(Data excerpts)
<<<<
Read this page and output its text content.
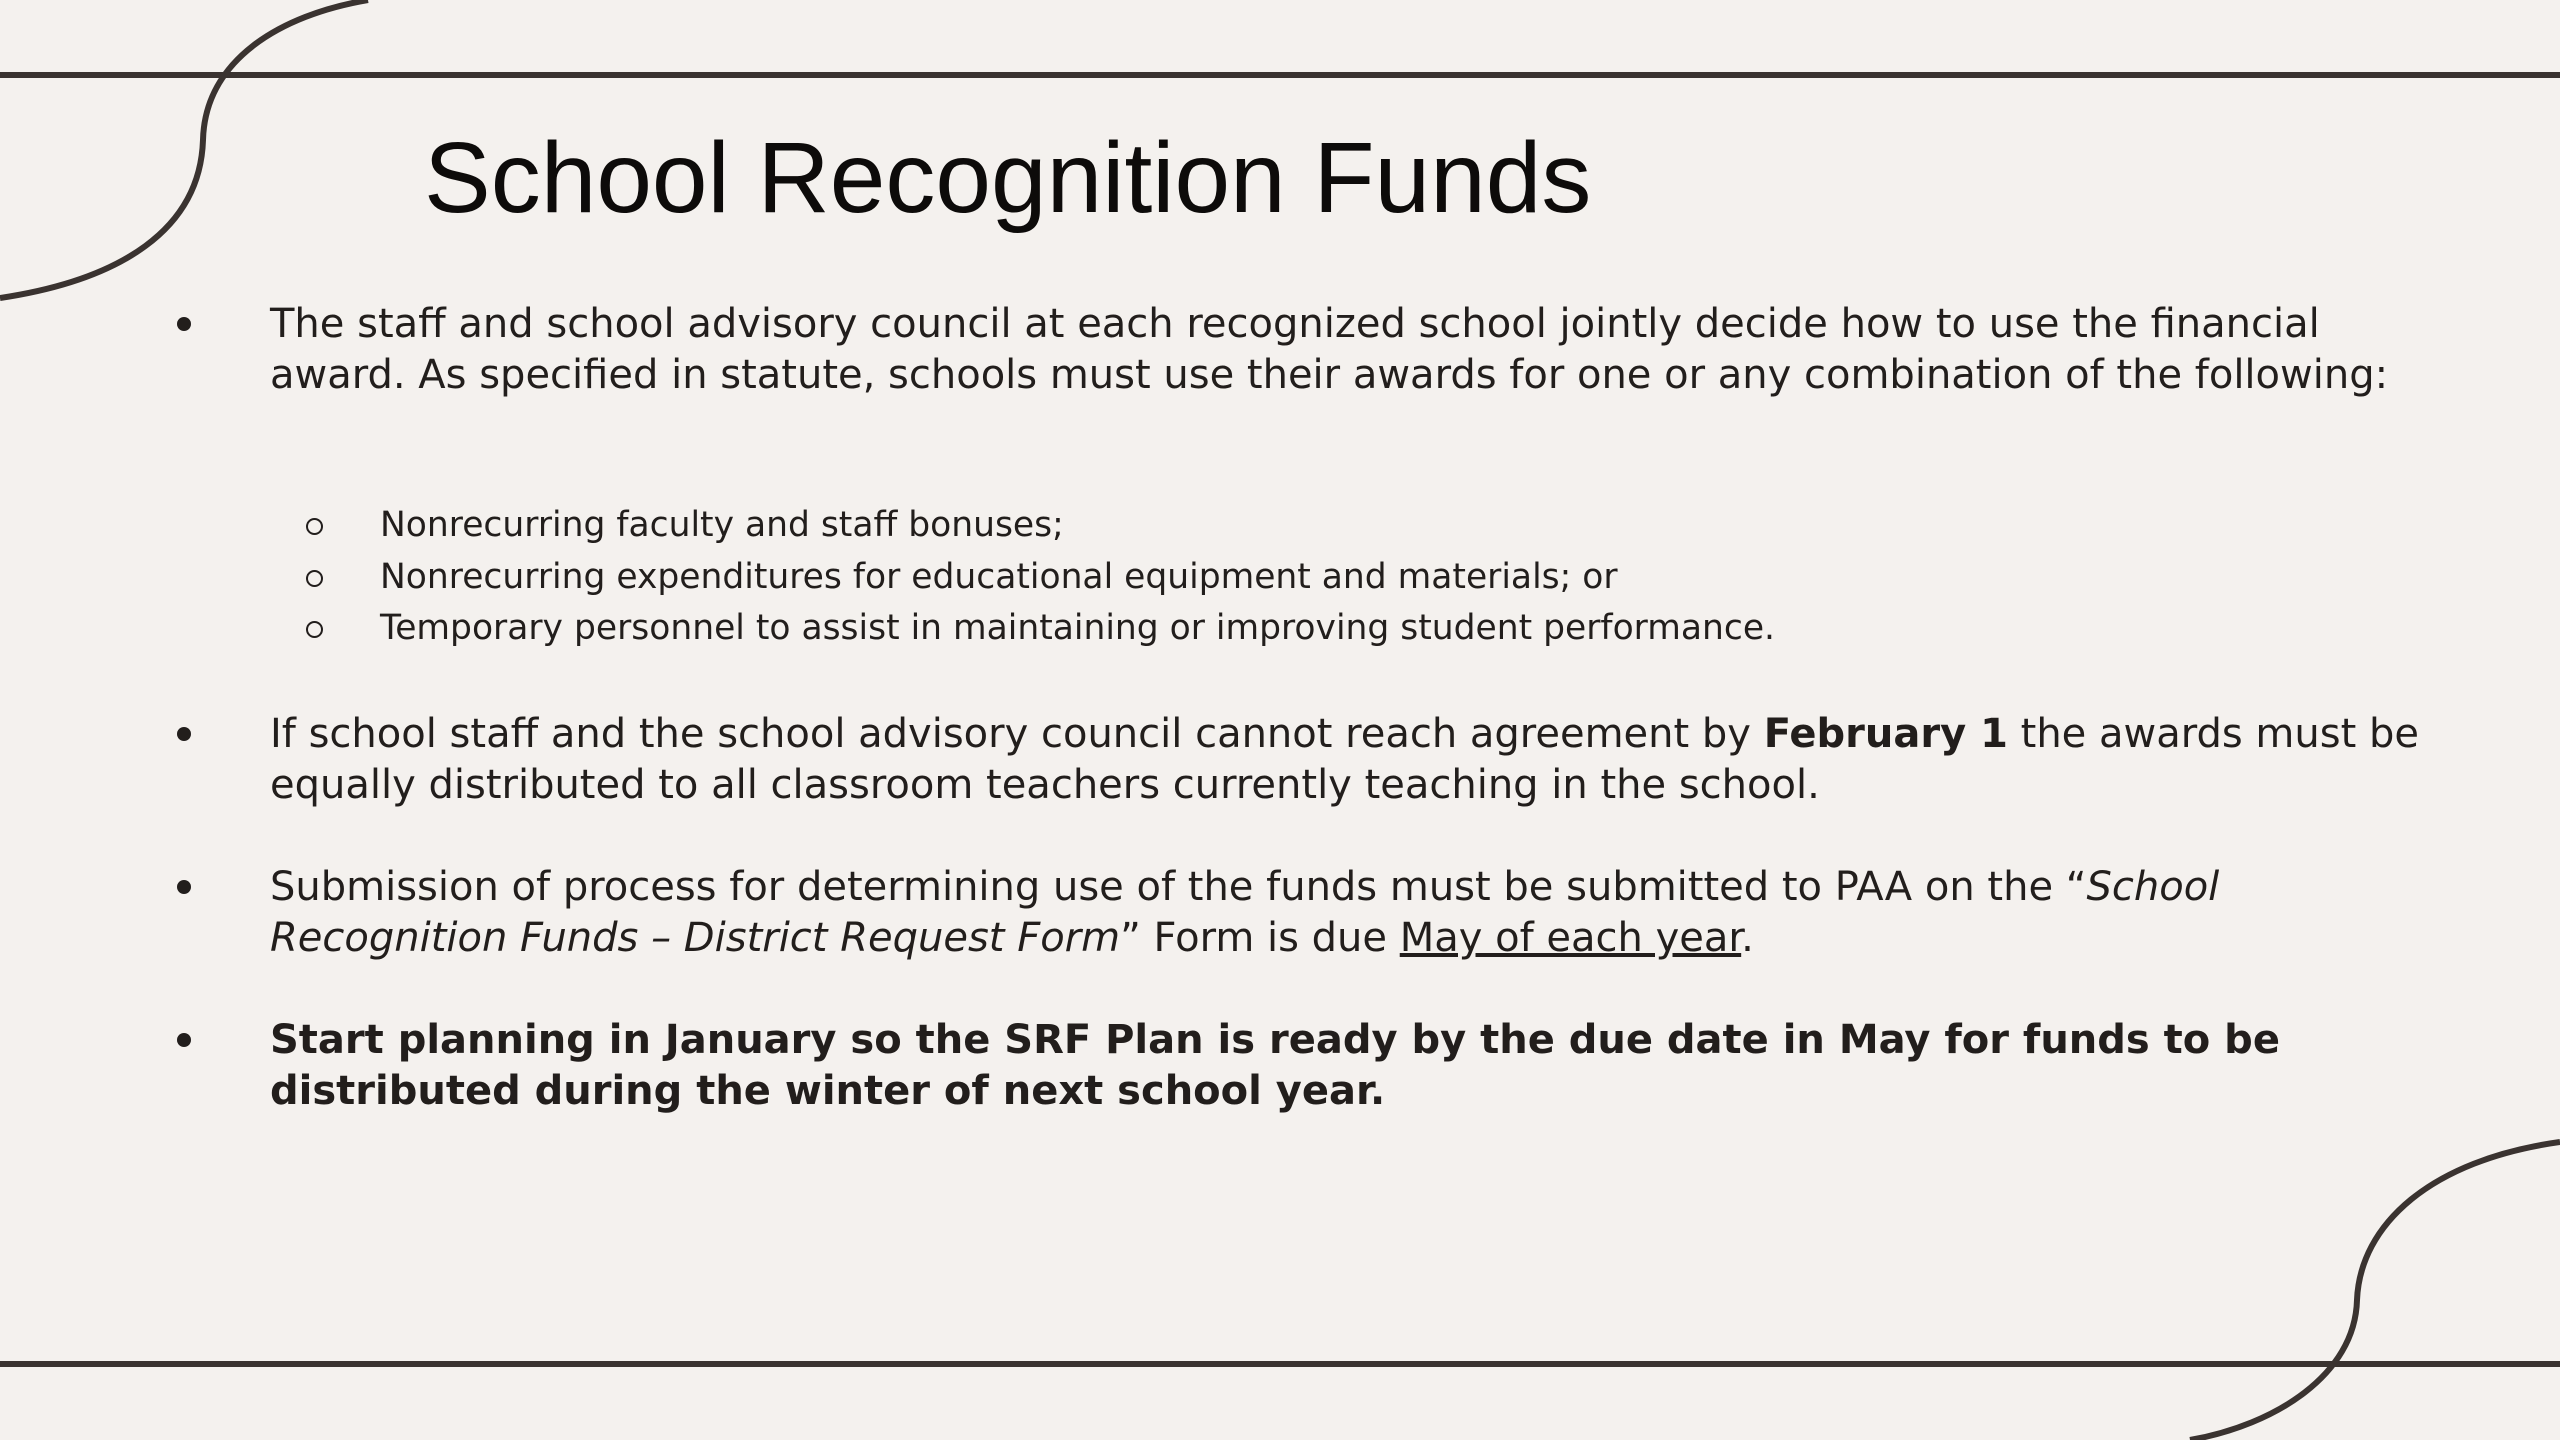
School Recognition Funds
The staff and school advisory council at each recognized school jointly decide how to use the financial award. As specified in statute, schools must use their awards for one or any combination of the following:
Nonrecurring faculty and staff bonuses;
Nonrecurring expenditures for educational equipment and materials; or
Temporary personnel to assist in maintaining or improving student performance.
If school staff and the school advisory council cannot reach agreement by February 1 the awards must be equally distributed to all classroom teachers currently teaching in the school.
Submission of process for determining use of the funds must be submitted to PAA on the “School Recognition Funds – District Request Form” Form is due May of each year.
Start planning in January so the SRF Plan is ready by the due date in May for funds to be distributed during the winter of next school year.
>>>>
Exercise: Write out each line again precisely as it appears, skipping every picture.

Answer to the problem:
Read this page and output its text content.
School Recognition Funds
The staff and school advisory council at each recognized school jointly decide how to use the financial award. As specified in statute, schools must use their awards for one or any combination of the following:
Nonrecurring faculty and staff bonuses;
Nonrecurring expenditures for educational equipment and materials; or
Temporary personnel to assist in maintaining or improving student performance.
If school staff and the school advisory council cannot reach agreement by February 1 the awards must be equally distributed to all classroom teachers currently teaching in the school.
Submission of process for determining use of the funds must be submitted to PAA on the “School Recognition Funds – District Request Form” Form is due May of each year.
Start planning in January so the SRF Plan is ready by the due date in May for funds to be distributed during the winter of next school year.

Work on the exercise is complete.